* _Data records_
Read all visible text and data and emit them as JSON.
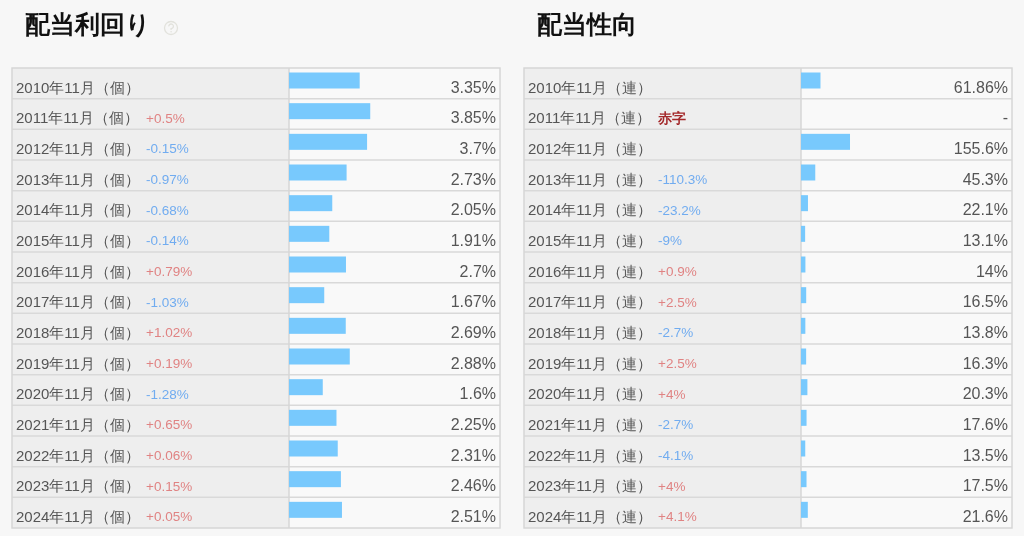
{
  "chart_data": [
    {
      "type": "bar",
      "orientation": "horizontal",
      "title": "配当利回り",
      "tick_labels": "y",
      "xlim": [
        0,
        10
      ],
      "color": "#78c9fd",
      "categories": [
        "2010年11月（個）",
        "2011年11月（個）",
        "2012年11月（個）",
        "2013年11月（個）",
        "2014年11月（個）",
        "2015年11月（個）",
        "2016年11月（個）",
        "2017年11月（個）",
        "2018年11月（個）",
        "2019年11月（個）",
        "2020年11月（個）",
        "2021年11月（個）",
        "2022年11月（個）",
        "2023年11月（個）",
        "2024年11月（個）"
      ],
      "values": [
        3.35,
        3.85,
        3.7,
        2.73,
        2.05,
        1.91,
        2.7,
        1.67,
        2.69,
        2.88,
        1.6,
        2.25,
        2.31,
        2.46,
        2.51
      ],
      "value_labels": [
        "3.35%",
        "3.85%",
        "3.7%",
        "2.73%",
        "2.05%",
        "1.91%",
        "2.7%",
        "1.67%",
        "2.69%",
        "2.88%",
        "1.6%",
        "2.25%",
        "2.31%",
        "2.46%",
        "2.51%"
      ],
      "annotations": [
        "+0.5%",
        "-0.15%",
        "-0.97%",
        "-0.68%",
        "-0.14%",
        "+0.79%",
        "-1.03%",
        "+1.02%",
        "+0.19%",
        "-1.28%",
        "+0.65%",
        "+0.06%",
        "+0.15%",
        "+0.05%"
      ]
    },
    {
      "type": "bar",
      "orientation": "horizontal",
      "title": "配当性向",
      "tick_labels": "y",
      "xlim": [
        0,
        670
      ],
      "color": "#78c9fd",
      "categories": [
        "2010年11月（連）",
        "2011年11月（連）",
        "2012年11月（連）",
        "2013年11月（連）",
        "2014年11月（連）",
        "2015年11月（連）",
        "2016年11月（連）",
        "2017年11月（連）",
        "2018年11月（連）",
        "2019年11月（連）",
        "2020年11月（連）",
        "2021年11月（連）",
        "2022年11月（連）",
        "2023年11月（連）",
        "2024年11月（連）"
      ],
      "values": [
        61.86,
        null,
        155.6,
        45.3,
        22.1,
        13.1,
        14,
        16.5,
        13.8,
        16.3,
        20.3,
        17.6,
        13.5,
        17.5,
        21.6
      ],
      "value_labels": [
        "61.86%",
        "-",
        "155.6%",
        "45.3%",
        "22.1%",
        "13.1%",
        "14%",
        "16.5%",
        "13.8%",
        "16.3%",
        "20.3%",
        "17.6%",
        "13.5%",
        "17.5%",
        "21.6%"
      ],
      "annotations": [
        "赤字",
        "-110.3%",
        "-23.2%",
        "-9%",
        "+0.9%",
        "+2.5%",
        "-2.7%",
        "+2.5%",
        "+4%",
        "-2.7%",
        "-4.1%",
        "+4%",
        "+4.1%"
      ]
    }
  ]
}
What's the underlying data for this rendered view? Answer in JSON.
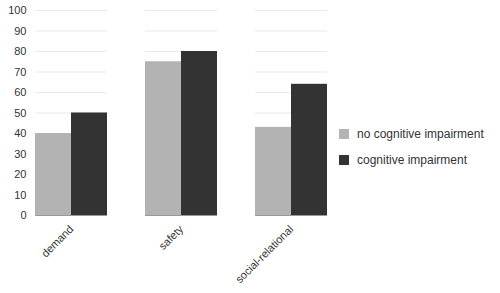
{
  "chart_data": {
    "type": "bar",
    "categories": [
      "demand",
      "safety",
      "social-relational"
    ],
    "series": [
      {
        "name": "no cognitive impairment",
        "color": "#b3b3b3",
        "values": [
          40,
          75,
          43
        ]
      },
      {
        "name": "cognitive impairment",
        "color": "#333333",
        "values": [
          50,
          80,
          64
        ]
      }
    ],
    "ylim": [
      0,
      100
    ],
    "yticks": [
      0,
      10,
      20,
      30,
      40,
      50,
      60,
      70,
      80,
      90,
      100
    ],
    "grid": true,
    "legend": "right"
  }
}
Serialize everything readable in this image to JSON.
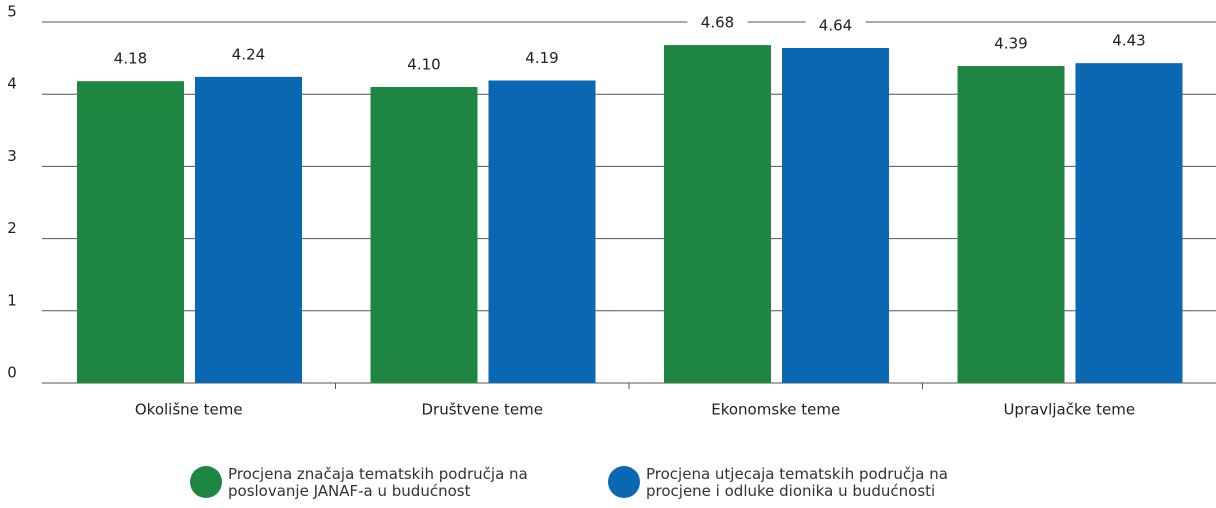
{
  "chart_data": {
    "type": "bar",
    "categories": [
      "Okolišne teme",
      "Društvene teme",
      "Ekonomske teme",
      "Upravljačke teme"
    ],
    "series": [
      {
        "name": "Procjena značaja tematskih područja na poslovanje JANAF-a u budućnost",
        "color": "#1f8641",
        "values": [
          4.18,
          4.1,
          4.68,
          4.39
        ],
        "value_labels": [
          "4.18",
          "4.10",
          "4.68",
          "4.39"
        ]
      },
      {
        "name": "Procjena utjecaja tematskih područja na procjene i odluke dionika u budućnosti",
        "color": "#0a68b2",
        "values": [
          4.24,
          4.19,
          4.64,
          4.43
        ],
        "value_labels": [
          "4.24",
          "4.19",
          "4.64",
          "4.43"
        ]
      }
    ],
    "ylim": [
      0,
      5
    ],
    "yticks": [
      0,
      1,
      2,
      3,
      4,
      5
    ],
    "grid": true,
    "legend": "bottom"
  }
}
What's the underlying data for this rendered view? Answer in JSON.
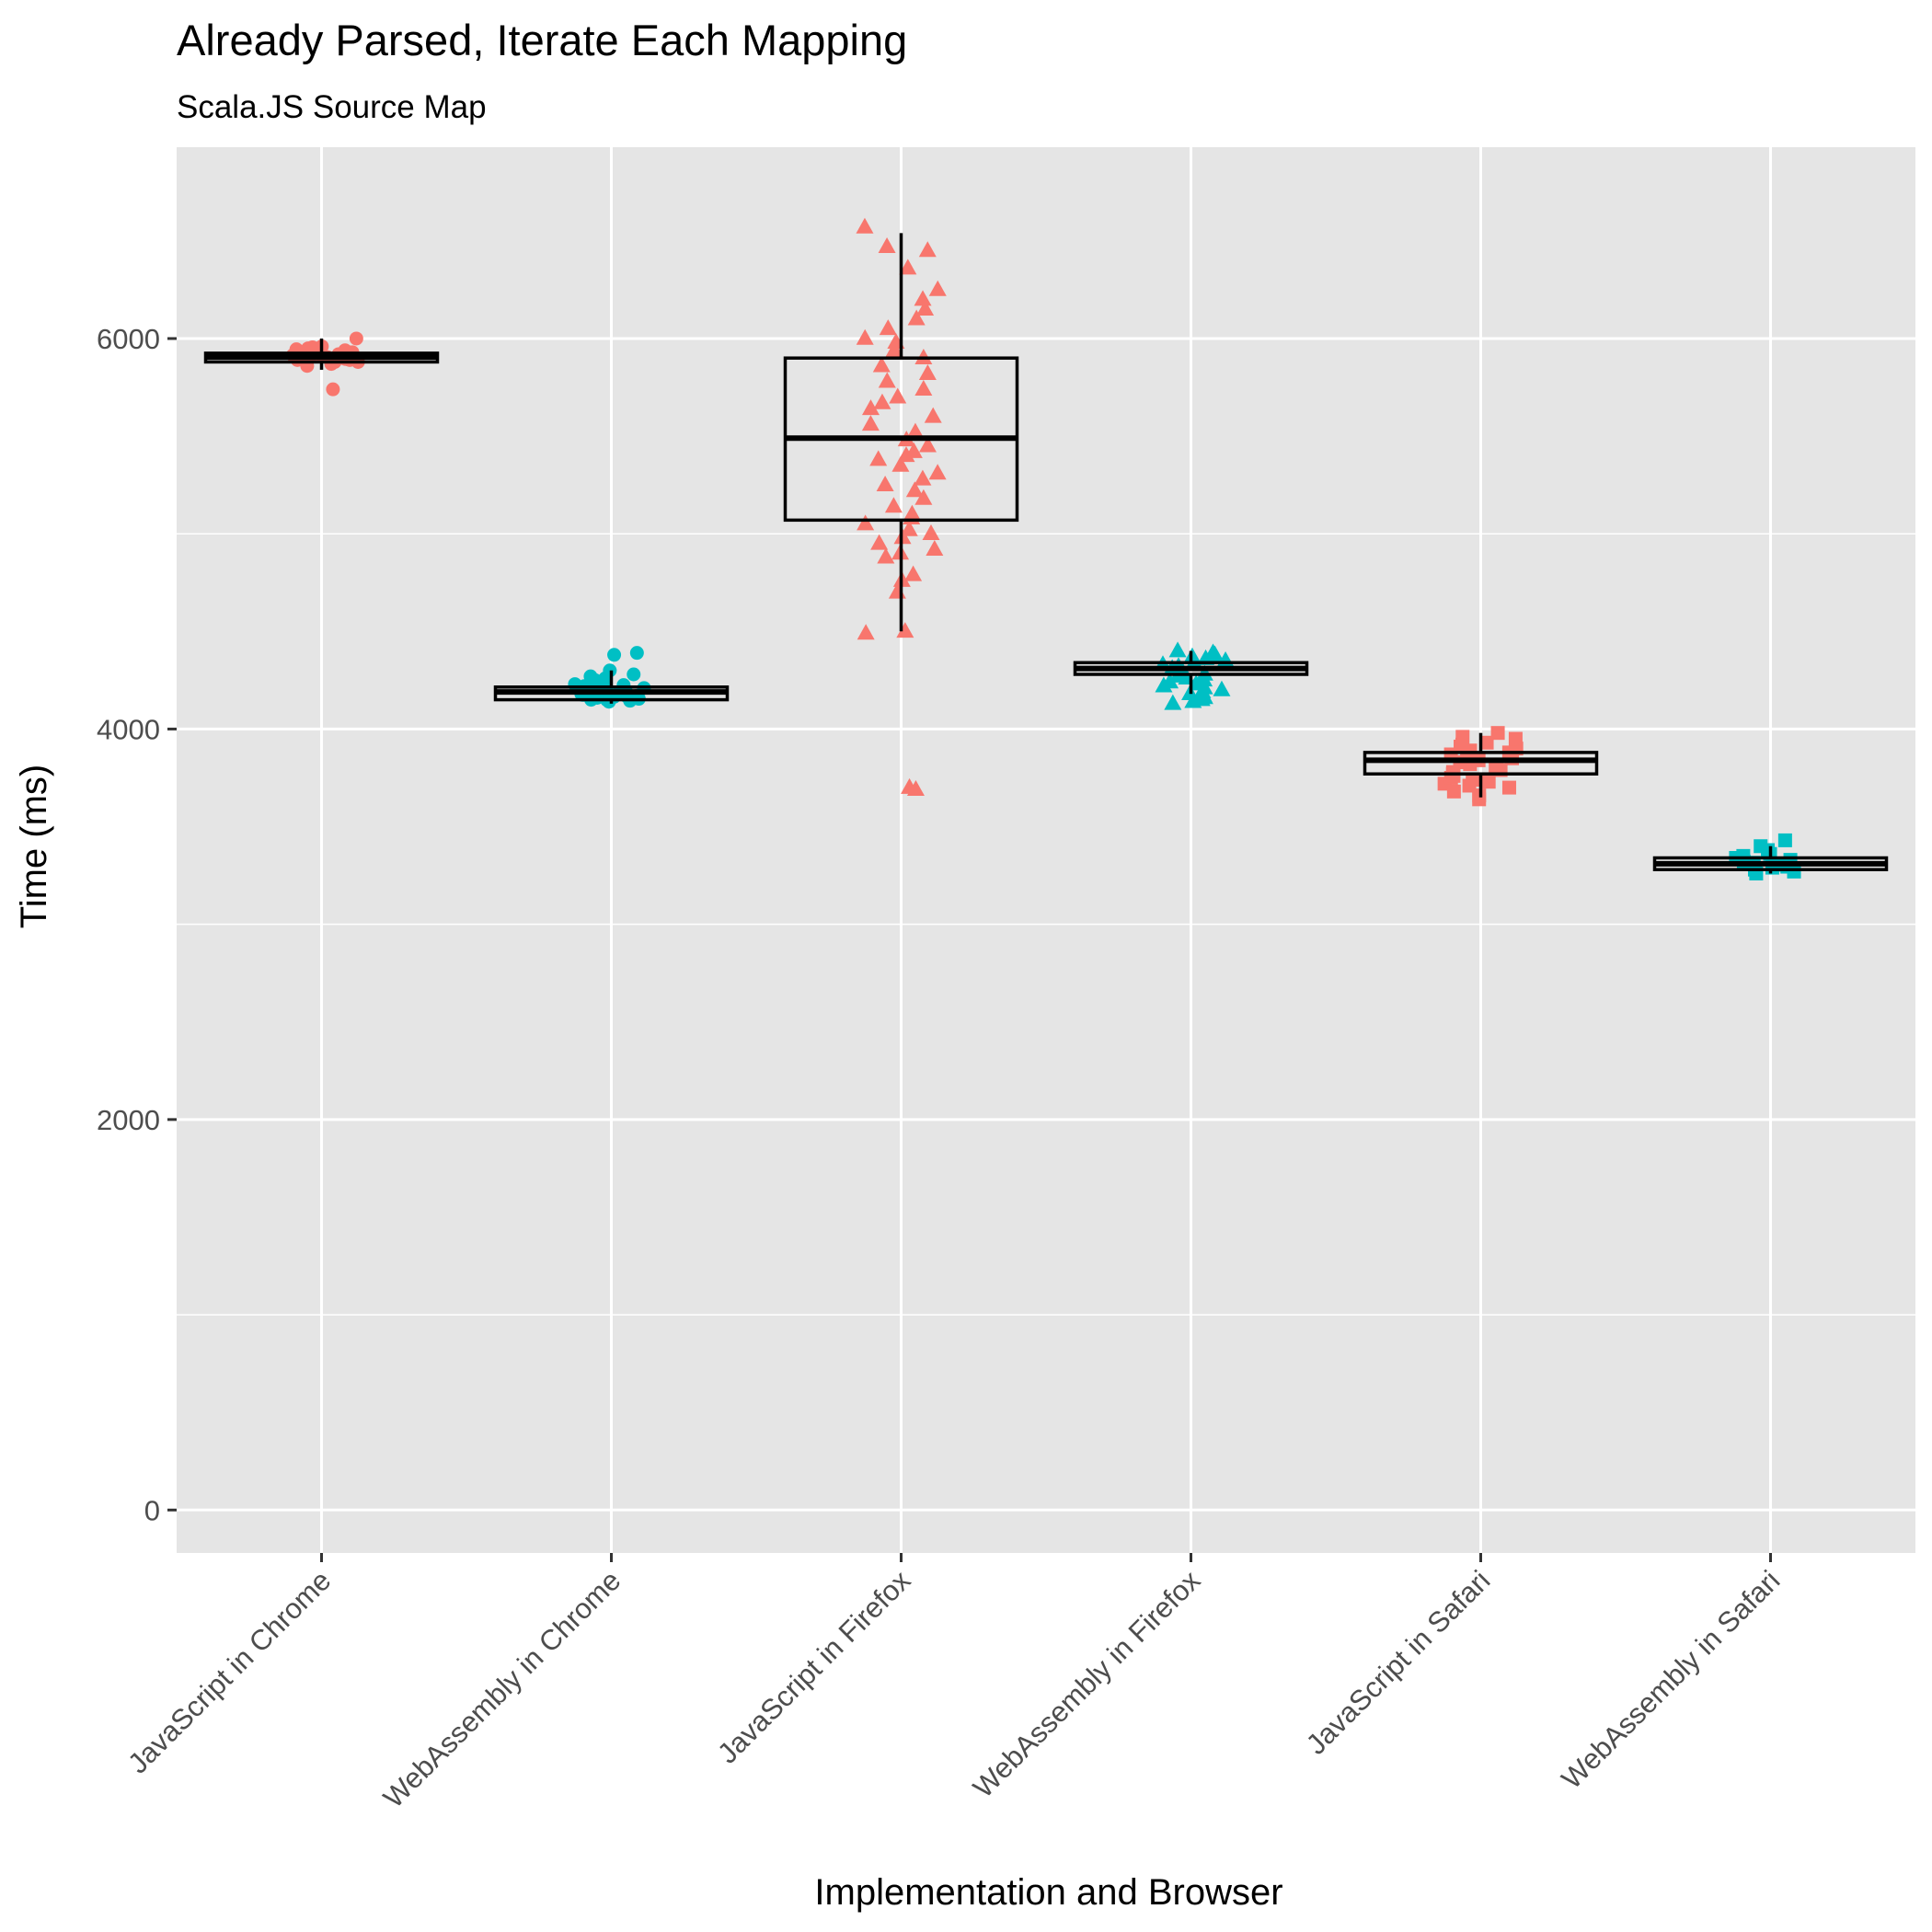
{
  "chart_data": {
    "type": "boxplot",
    "title": "Already Parsed, Iterate Each Mapping",
    "subtitle": "Scala.JS Source Map",
    "xlabel": "Implementation and Browser",
    "ylabel": "Time (ms)",
    "ylim": [
      -220,
      6980
    ],
    "yticks": [
      0,
      2000,
      4000,
      6000
    ],
    "ytick_labels": [
      "0",
      "2000",
      "4000",
      "6000"
    ],
    "grid": true,
    "legend": "none",
    "colors": {
      "javascript": "#F8766D",
      "webassembly": "#00BFC4",
      "panel": "#E5E5E5",
      "grid": "#FFFFFF",
      "box": "#000000"
    },
    "categories": [
      "JavaScript in Chrome",
      "WebAssembly in Chrome",
      "JavaScript in Firefox",
      "WebAssembly in Firefox",
      "JavaScript in Safari",
      "WebAssembly in Safari"
    ],
    "series": [
      {
        "category": "JavaScript in Chrome",
        "color": "#F8766D",
        "shape": "circle",
        "box": {
          "q1": 5880,
          "median": 5905,
          "q3": 5925,
          "whisker_low": 5840,
          "whisker_high": 6000
        },
        "points": [
          5740,
          5860,
          5870,
          5880,
          5880,
          5885,
          5890,
          5890,
          5895,
          5895,
          5900,
          5900,
          5900,
          5905,
          5905,
          5905,
          5910,
          5910,
          5910,
          5915,
          5915,
          5920,
          5920,
          5920,
          5925,
          5925,
          5930,
          5930,
          5935,
          5935,
          5940,
          5940,
          5945,
          5950,
          5955,
          5960,
          6000
        ]
      },
      {
        "category": "WebAssembly in Chrome",
        "color": "#00BFC4",
        "shape": "circle",
        "box": {
          "q1": 4150,
          "median": 4190,
          "q3": 4215,
          "whisker_low": 4130,
          "whisker_high": 4300
        },
        "points": [
          4140,
          4145,
          4150,
          4150,
          4155,
          4160,
          4160,
          4165,
          4170,
          4170,
          4175,
          4180,
          4180,
          4185,
          4190,
          4190,
          4195,
          4200,
          4200,
          4205,
          4210,
          4210,
          4215,
          4220,
          4220,
          4225,
          4230,
          4240,
          4250,
          4260,
          4270,
          4280,
          4300,
          4380,
          4390
        ]
      },
      {
        "category": "JavaScript in Firefox",
        "color": "#F8766D",
        "shape": "triangle",
        "box": {
          "q1": 5070,
          "median": 5490,
          "q3": 5900,
          "whisker_low": 4500,
          "whisker_high": 6540
        },
        "points": [
          3700,
          3690,
          4490,
          4500,
          4700,
          4760,
          4790,
          4880,
          4900,
          4920,
          4950,
          4980,
          5000,
          5020,
          5050,
          5080,
          5100,
          5140,
          5180,
          5220,
          5250,
          5280,
          5310,
          5350,
          5380,
          5400,
          5420,
          5450,
          5480,
          5520,
          5560,
          5600,
          5640,
          5670,
          5700,
          5740,
          5780,
          5820,
          5860,
          5900,
          5940,
          5980,
          6000,
          6050,
          6100,
          6150,
          6200,
          6250,
          6360,
          6450,
          6470,
          6570
        ]
      },
      {
        "category": "WebAssembly in Firefox",
        "color": "#00BFC4",
        "shape": "triangle",
        "box": {
          "q1": 4280,
          "median": 4310,
          "q3": 4340,
          "whisker_low": 4180,
          "whisker_high": 4400
        },
        "points": [
          4130,
          4140,
          4150,
          4160,
          4170,
          4180,
          4190,
          4200,
          4210,
          4220,
          4230,
          4240,
          4250,
          4260,
          4270,
          4280,
          4290,
          4300,
          4310,
          4320,
          4330,
          4340,
          4350,
          4360,
          4370,
          4380,
          4390,
          4400
        ]
      },
      {
        "category": "JavaScript in Safari",
        "color": "#F8766D",
        "shape": "square",
        "box": {
          "q1": 3770,
          "median": 3840,
          "q3": 3880,
          "whisker_low": 3650,
          "whisker_high": 3980
        },
        "points": [
          3640,
          3660,
          3680,
          3700,
          3710,
          3720,
          3730,
          3740,
          3750,
          3760,
          3770,
          3780,
          3790,
          3800,
          3810,
          3820,
          3830,
          3840,
          3850,
          3860,
          3870,
          3880,
          3890,
          3900,
          3910,
          3920,
          3930,
          3950,
          3960,
          3980
        ]
      },
      {
        "category": "WebAssembly in Safari",
        "color": "#00BFC4",
        "shape": "square",
        "box": {
          "q1": 3280,
          "median": 3310,
          "q3": 3340,
          "whisker_low": 3260,
          "whisker_high": 3400
        },
        "points": [
          3260,
          3270,
          3280,
          3290,
          3295,
          3300,
          3305,
          3310,
          3315,
          3320,
          3330,
          3340,
          3350,
          3360,
          3380,
          3400,
          3430
        ]
      }
    ]
  }
}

* _Challenge_
Find the word "median" in the entries above and gather every line that holds it.

* _Expected output_
          "median": 5905,
          "median": 4190,
          "median": 5490,
          "median": 4310,
          "median": 3840,
          "median": 3310,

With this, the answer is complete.